**Exercise objective**: In your copy, leave out the pictures; write out all the data exactly.

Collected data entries

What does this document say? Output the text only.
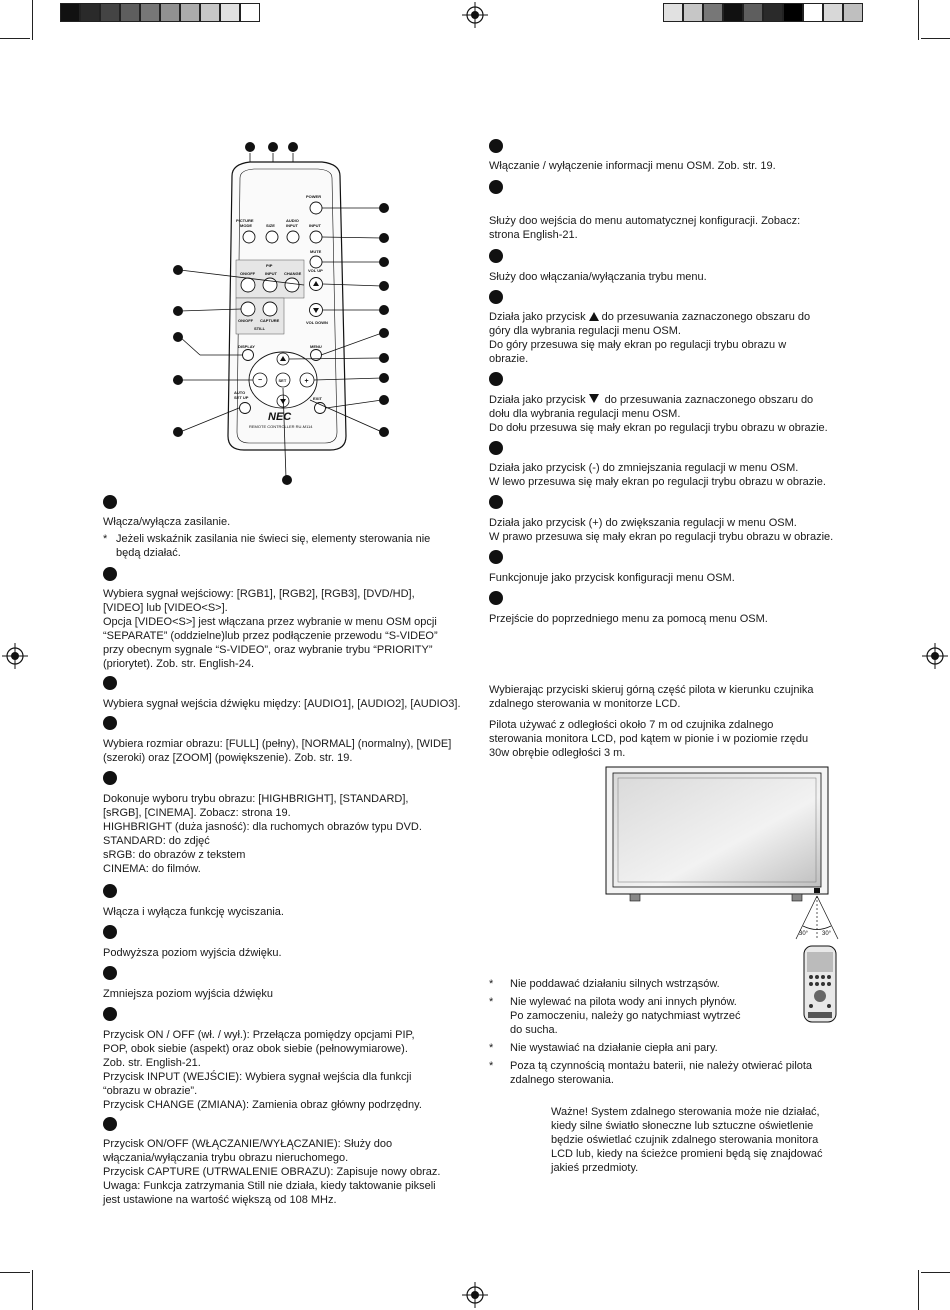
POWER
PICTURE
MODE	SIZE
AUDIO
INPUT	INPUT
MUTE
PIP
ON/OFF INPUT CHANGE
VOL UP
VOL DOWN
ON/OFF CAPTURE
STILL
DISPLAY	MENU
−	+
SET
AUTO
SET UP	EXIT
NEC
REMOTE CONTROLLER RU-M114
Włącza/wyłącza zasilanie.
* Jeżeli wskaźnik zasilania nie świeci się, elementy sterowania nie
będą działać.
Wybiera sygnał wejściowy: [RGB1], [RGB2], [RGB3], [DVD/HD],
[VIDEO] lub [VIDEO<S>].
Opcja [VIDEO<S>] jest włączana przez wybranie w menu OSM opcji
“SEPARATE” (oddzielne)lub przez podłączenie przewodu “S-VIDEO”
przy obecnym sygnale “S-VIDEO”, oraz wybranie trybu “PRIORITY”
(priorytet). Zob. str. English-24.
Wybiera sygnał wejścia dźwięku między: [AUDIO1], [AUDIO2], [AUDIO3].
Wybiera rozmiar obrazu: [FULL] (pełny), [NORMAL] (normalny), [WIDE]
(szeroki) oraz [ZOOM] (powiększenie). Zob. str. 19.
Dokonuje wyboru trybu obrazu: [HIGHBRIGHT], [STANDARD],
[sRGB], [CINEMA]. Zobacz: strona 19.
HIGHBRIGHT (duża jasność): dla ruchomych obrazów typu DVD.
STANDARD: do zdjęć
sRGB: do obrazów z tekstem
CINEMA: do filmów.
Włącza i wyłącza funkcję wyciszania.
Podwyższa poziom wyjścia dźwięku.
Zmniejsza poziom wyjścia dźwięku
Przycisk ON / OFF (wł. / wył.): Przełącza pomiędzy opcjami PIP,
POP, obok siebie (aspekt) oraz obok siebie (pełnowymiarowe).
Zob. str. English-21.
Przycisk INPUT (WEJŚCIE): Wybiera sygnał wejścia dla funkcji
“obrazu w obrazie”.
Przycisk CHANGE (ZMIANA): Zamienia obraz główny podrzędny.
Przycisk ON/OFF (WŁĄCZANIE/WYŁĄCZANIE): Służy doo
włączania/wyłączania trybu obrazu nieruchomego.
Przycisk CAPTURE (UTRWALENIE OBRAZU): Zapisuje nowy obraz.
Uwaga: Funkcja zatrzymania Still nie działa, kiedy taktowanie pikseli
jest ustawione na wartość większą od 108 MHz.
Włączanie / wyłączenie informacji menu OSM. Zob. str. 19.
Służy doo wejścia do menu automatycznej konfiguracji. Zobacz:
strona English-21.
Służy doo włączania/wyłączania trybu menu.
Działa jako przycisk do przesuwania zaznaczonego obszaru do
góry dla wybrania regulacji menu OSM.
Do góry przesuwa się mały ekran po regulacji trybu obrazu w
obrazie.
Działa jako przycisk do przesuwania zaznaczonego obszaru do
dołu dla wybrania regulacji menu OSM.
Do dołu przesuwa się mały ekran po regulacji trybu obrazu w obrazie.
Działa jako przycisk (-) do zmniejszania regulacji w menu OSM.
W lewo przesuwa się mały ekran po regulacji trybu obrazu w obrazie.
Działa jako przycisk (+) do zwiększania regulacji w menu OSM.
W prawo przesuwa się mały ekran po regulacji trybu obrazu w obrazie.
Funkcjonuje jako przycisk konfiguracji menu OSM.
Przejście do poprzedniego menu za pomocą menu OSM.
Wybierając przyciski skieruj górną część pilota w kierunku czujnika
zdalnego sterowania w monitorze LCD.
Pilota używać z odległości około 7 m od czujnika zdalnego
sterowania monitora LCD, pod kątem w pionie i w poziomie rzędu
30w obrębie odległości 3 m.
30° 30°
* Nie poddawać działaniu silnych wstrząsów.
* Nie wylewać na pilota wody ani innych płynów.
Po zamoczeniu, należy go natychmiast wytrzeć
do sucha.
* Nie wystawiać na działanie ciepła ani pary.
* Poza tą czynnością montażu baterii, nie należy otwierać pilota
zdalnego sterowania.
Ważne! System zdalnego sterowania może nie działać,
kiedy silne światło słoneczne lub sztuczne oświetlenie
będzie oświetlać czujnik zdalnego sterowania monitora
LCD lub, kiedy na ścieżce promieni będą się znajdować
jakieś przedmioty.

**Correct result**:
What does this document say? Output the text only.
POWER
PICTURE
MODE	SIZE
AUDIO
INPUT	INPUT
MUTE
PIP
ON/OFF INPUT CHANGE
VOL UP
VOL DOWN
ON/OFF CAPTURE
STILL
DISPLAY	MENU
−	+
SET
AUTO
SET UP	EXIT
NEC
REMOTE CONTROLLER RU-M114
Włącza/wyłącza zasilanie.
* Jeżeli wskaźnik zasilania nie świeci się, elementy sterowania nie
będą działać.
Wybiera sygnał wejściowy: [RGB1], [RGB2], [RGB3], [DVD/HD],
[VIDEO] lub [VIDEO<S>].
Opcja [VIDEO<S>] jest włączana przez wybranie w menu OSM opcji
“SEPARATE” (oddzielne)lub przez podłączenie przewodu “S-VIDEO”
przy obecnym sygnale “S-VIDEO”, oraz wybranie trybu “PRIORITY”
(priorytet). Zob. str. English-24.
Wybiera sygnał wejścia dźwięku między: [AUDIO1], [AUDIO2], [AUDIO3].
Wybiera rozmiar obrazu: [FULL] (pełny), [NORMAL] (normalny), [WIDE]
(szeroki) oraz [ZOOM] (powiększenie). Zob. str. 19.
Dokonuje wyboru trybu obrazu: [HIGHBRIGHT], [STANDARD],
[sRGB], [CINEMA]. Zobacz: strona 19.
HIGHBRIGHT (duża jasność): dla ruchomych obrazów typu DVD.
STANDARD: do zdjęć
sRGB: do obrazów z tekstem
CINEMA: do filmów.
Włącza i wyłącza funkcję wyciszania.
Podwyższa poziom wyjścia dźwięku.
Zmniejsza poziom wyjścia dźwięku
Przycisk ON / OFF (wł. / wył.): Przełącza pomiędzy opcjami PIP,
POP, obok siebie (aspekt) oraz obok siebie (pełnowymiarowe).
Zob. str. English-21.
Przycisk INPUT (WEJŚCIE): Wybiera sygnał wejścia dla funkcji
“obrazu w obrazie”.
Przycisk CHANGE (ZMIANA): Zamienia obraz główny podrzędny.
Przycisk ON/OFF (WŁĄCZANIE/WYŁĄCZANIE): Służy doo
włączania/wyłączania trybu obrazu nieruchomego.
Przycisk CAPTURE (UTRWALENIE OBRAZU): Zapisuje nowy obraz.
Uwaga: Funkcja zatrzymania Still nie działa, kiedy taktowanie pikseli
jest ustawione na wartość większą od 108 MHz.
Włączanie / wyłączenie informacji menu OSM. Zob. str. 19.
Służy doo wejścia do menu automatycznej konfiguracji. Zobacz:
strona English-21.
Służy doo włączania/wyłączania trybu menu.
Działa jako przycisk do przesuwania zaznaczonego obszaru do
góry dla wybrania regulacji menu OSM.
Do góry przesuwa się mały ekran po regulacji trybu obrazu w
obrazie.
Działa jako przycisk do przesuwania zaznaczonego obszaru do
dołu dla wybrania regulacji menu OSM.
Do dołu przesuwa się mały ekran po regulacji trybu obrazu w obrazie.
Działa jako przycisk (-) do zmniejszania regulacji w menu OSM.
W lewo przesuwa się mały ekran po regulacji trybu obrazu w obrazie.
Działa jako przycisk (+) do zwiększania regulacji w menu OSM.
W prawo przesuwa się mały ekran po regulacji trybu obrazu w obrazie.
Funkcjonuje jako przycisk konfiguracji menu OSM.
Przejście do poprzedniego menu za pomocą menu OSM.
Wybierając przyciski skieruj górną część pilota w kierunku czujnika
zdalnego sterowania w monitorze LCD.
Pilota używać z odległości około 7 m od czujnika zdalnego
sterowania monitora LCD, pod kątem w pionie i w poziomie rzędu
30w obrębie odległości 3 m.
30° 30°
* Nie poddawać działaniu silnych wstrząsów.
* Nie wylewać na pilota wody ani innych płynów.
Po zamoczeniu, należy go natychmiast wytrzeć
do sucha.
* Nie wystawiać na działanie ciepła ani pary.
* Poza tą czynnością montażu baterii, nie należy otwierać pilota
zdalnego sterowania.
Ważne! System zdalnego sterowania może nie działać,
kiedy silne światło słoneczne lub sztuczne oświetlenie
będzie oświetlać czujnik zdalnego sterowania monitora
LCD lub, kiedy na ścieżce promieni będą się znajdować
jakieś przedmioty.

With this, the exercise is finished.